— begin RAW DATA —
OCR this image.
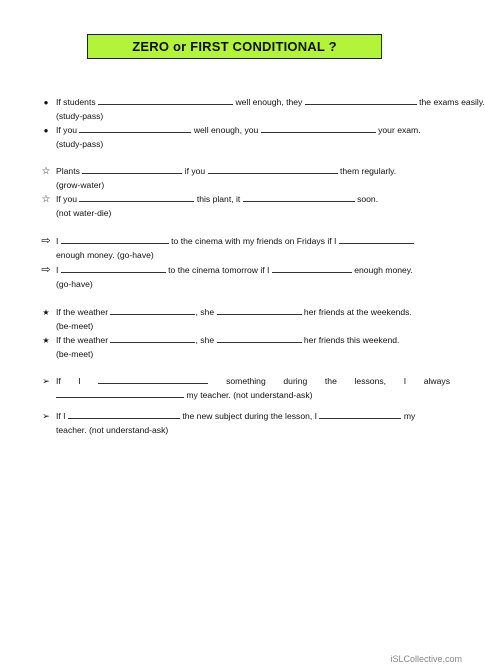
ZERO or FIRST CONDITIONAL ?
●
If students	well enough, they	the exams easily.
(study-pass)
●
If you	well enough, you	your exam.
(study-pass)
☆
Plants	if you	them regularly.
(grow-water)
☆
If you	this plant, it	soon.
(not water-die)
⇨
I	to the cinema with my friends on Fridays if I
enough money. (go-have)
⇨
I	to the cinema tomorrow if I	enough money.
(go-have)
★
If the weather	, she	her friends at the weekends.
(be-meet)
★
If the weather	, she	her friends this weekend.
(be-meet)
➢
If I	something during the lessons, I always
my teacher. (not understand-ask)
➢
If I	the new subject during the lesson, I	my
teacher. (not understand-ask)
iSLCollective.com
— end RAW DATA —
Where a line in the material above holds "enough", copy that line.

**OUTPUT OF THE EXERCISE**
If students	well enough, they	the exams easily.
If you	well enough, you	your exam.
enough money. (go-have)
I	to the cinema tomorrow if I	enough money.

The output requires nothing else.